===== DATA

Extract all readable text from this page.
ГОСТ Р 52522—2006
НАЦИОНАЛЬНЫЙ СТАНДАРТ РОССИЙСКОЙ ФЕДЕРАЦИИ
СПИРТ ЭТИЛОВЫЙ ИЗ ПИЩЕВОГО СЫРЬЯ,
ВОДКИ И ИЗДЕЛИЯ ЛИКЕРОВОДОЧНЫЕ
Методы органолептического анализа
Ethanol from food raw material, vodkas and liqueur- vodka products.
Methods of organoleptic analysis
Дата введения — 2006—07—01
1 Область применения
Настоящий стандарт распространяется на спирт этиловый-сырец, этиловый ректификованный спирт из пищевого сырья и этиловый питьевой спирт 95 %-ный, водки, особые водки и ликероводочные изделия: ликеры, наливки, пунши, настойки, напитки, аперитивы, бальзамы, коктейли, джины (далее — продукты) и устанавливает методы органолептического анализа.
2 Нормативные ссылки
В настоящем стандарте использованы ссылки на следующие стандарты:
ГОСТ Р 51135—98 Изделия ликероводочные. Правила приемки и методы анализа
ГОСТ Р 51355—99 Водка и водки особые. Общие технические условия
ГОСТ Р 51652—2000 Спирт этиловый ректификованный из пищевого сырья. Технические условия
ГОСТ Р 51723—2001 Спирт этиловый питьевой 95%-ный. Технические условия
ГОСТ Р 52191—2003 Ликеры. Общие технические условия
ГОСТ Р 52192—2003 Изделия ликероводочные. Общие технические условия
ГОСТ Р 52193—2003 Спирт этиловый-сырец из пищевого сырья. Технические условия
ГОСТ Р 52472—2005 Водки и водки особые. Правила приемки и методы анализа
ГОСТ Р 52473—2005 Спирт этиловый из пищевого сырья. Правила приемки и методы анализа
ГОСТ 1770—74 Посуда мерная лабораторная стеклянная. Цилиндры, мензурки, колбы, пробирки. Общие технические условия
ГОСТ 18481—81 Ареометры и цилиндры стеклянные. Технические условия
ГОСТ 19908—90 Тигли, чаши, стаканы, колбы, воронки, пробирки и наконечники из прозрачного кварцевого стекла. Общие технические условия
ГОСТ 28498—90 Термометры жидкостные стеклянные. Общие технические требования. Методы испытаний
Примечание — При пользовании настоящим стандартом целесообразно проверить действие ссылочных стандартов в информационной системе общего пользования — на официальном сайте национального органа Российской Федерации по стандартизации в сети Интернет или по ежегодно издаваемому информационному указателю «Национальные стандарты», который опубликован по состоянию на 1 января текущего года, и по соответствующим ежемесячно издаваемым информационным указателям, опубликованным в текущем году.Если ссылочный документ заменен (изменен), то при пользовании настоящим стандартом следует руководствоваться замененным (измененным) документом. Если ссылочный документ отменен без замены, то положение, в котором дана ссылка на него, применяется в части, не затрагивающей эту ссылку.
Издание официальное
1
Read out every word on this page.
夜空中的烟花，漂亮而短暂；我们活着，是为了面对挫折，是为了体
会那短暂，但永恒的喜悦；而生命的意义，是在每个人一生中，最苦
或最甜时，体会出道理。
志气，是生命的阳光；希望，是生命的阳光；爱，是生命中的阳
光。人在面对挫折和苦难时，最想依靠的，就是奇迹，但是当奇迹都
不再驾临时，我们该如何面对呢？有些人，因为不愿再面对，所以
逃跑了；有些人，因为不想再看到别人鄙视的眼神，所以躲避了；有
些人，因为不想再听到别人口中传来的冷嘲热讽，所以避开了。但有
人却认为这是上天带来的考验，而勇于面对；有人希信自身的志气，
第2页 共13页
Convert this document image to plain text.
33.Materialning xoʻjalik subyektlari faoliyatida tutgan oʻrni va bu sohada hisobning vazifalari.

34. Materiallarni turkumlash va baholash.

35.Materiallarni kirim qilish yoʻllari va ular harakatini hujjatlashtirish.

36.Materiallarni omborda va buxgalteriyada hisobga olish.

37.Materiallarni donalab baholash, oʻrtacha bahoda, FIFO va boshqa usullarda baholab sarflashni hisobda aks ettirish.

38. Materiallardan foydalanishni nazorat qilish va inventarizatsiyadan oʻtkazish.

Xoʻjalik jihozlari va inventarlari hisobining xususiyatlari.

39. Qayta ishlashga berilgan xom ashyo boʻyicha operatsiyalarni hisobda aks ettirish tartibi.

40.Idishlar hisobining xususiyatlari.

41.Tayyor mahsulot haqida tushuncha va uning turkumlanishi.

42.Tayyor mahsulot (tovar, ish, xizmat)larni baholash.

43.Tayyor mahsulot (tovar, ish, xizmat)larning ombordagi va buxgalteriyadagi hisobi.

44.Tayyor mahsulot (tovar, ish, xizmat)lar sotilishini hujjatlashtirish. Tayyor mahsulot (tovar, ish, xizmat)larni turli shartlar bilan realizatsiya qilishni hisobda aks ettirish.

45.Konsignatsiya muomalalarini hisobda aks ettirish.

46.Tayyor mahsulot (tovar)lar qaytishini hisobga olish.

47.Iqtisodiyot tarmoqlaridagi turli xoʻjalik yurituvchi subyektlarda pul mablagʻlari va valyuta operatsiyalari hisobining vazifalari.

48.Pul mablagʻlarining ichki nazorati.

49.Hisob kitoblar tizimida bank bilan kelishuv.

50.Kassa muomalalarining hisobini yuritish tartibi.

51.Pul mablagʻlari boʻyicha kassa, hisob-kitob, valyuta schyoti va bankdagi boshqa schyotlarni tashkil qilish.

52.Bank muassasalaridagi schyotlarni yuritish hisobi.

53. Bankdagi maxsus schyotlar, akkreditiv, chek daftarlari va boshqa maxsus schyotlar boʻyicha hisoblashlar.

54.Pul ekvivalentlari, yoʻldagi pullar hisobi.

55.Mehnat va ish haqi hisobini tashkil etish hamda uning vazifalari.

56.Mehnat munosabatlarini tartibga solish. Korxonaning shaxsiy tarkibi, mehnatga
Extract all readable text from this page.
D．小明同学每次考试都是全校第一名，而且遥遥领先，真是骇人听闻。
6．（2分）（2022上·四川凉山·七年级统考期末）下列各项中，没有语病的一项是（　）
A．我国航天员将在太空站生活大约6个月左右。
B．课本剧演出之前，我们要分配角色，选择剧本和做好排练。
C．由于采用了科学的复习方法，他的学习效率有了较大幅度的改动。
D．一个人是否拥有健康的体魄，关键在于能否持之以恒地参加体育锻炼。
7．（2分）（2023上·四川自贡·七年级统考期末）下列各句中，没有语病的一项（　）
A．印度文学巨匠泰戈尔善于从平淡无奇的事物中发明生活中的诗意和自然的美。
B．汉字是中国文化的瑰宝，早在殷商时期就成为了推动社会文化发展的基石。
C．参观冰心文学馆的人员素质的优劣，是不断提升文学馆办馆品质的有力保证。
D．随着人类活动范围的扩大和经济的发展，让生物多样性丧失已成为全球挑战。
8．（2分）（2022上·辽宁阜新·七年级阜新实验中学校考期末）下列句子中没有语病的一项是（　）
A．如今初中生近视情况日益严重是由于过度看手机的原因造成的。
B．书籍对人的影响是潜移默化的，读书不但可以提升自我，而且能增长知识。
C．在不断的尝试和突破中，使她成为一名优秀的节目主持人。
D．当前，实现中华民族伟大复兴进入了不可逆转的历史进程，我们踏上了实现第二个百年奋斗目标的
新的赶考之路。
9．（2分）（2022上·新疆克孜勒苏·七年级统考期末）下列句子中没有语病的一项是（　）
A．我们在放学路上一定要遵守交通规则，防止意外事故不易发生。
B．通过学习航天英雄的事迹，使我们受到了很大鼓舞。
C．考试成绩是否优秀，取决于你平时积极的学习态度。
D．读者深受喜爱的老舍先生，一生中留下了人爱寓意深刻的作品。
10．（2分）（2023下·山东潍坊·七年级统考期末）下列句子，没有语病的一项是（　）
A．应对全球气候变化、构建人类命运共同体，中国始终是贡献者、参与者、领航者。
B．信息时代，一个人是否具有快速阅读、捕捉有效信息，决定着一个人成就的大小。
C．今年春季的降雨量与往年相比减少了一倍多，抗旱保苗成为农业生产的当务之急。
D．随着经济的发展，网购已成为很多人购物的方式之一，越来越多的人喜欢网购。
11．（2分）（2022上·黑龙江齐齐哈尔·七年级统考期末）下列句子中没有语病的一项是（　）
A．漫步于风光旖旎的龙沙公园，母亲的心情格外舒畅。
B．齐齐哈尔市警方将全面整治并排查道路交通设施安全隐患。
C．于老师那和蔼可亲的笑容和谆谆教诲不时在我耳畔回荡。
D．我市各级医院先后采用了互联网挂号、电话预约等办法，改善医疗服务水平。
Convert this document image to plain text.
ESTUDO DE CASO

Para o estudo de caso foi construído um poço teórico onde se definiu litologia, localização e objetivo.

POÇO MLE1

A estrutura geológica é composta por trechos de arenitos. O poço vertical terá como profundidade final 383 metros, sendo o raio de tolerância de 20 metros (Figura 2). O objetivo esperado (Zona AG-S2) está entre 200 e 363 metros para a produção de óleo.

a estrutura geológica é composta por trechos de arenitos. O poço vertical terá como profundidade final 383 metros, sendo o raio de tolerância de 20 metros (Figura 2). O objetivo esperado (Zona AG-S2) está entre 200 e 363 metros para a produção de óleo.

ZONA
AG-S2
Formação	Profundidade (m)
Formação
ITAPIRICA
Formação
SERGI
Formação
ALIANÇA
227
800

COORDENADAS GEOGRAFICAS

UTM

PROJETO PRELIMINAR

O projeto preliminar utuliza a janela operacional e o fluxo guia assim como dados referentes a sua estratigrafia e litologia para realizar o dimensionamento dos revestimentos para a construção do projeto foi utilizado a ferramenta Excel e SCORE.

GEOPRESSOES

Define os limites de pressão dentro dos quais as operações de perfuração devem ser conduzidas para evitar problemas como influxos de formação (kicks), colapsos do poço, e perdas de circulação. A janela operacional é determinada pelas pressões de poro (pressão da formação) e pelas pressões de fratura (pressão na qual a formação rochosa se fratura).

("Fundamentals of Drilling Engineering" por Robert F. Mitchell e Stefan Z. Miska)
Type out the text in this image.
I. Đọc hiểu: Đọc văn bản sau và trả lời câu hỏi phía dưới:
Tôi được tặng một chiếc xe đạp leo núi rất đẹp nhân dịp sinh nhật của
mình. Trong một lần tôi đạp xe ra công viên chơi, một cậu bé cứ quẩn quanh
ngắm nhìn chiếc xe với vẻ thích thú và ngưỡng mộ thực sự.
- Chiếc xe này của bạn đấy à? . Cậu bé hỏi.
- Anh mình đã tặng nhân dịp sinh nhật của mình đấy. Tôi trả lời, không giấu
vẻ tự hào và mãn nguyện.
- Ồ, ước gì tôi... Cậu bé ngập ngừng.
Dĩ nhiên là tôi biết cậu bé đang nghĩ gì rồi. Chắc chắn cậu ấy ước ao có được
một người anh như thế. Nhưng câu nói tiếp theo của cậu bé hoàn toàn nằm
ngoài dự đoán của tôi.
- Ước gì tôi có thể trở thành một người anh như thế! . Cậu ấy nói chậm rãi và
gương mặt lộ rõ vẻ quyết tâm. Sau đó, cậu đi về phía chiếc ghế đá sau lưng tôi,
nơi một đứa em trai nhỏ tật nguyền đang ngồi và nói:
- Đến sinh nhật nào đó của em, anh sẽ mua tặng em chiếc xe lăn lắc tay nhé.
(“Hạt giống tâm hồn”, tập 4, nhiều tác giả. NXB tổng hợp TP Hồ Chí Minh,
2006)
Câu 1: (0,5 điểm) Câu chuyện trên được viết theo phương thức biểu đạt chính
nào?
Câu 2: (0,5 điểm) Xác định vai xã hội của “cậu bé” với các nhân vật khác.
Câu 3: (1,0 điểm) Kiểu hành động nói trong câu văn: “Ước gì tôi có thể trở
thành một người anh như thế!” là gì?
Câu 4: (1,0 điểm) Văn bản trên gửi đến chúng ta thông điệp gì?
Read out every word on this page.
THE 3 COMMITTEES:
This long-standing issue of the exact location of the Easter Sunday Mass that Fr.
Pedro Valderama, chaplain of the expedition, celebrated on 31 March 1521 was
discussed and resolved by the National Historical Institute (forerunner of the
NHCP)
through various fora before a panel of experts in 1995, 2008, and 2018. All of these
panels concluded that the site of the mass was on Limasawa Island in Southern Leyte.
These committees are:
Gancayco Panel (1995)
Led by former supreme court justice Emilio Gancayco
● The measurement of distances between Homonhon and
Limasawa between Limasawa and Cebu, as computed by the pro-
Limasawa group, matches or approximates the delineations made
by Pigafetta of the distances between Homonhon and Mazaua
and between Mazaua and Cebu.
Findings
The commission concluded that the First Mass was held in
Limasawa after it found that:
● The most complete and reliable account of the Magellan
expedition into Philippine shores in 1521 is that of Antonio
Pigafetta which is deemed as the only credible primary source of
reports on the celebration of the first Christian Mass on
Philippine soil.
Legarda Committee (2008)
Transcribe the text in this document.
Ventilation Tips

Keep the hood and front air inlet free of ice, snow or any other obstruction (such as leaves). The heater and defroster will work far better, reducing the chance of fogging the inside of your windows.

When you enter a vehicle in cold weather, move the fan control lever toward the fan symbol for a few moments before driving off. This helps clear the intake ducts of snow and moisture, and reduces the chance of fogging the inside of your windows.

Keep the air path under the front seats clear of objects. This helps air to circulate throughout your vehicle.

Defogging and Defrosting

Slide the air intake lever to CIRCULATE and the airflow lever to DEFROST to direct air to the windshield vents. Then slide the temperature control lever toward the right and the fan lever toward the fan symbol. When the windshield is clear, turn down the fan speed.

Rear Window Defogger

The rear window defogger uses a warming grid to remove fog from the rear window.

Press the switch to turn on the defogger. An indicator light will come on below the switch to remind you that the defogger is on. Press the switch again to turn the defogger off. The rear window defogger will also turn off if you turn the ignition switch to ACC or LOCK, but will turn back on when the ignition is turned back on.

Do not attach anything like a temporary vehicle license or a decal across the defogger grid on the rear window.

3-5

==========

OBJECTIVE. Search the listing above for the string "đang". Copy every line that contains it.

ANSWER TO THE EXERCISE.
Dĩ nhiên là tôi biết cậu bé đang nghĩ gì rồi. Chắc chắn cậu ấy ước ao có được
nơi một đứa em trai nhỏ tật nguyền đang ngồi và nói:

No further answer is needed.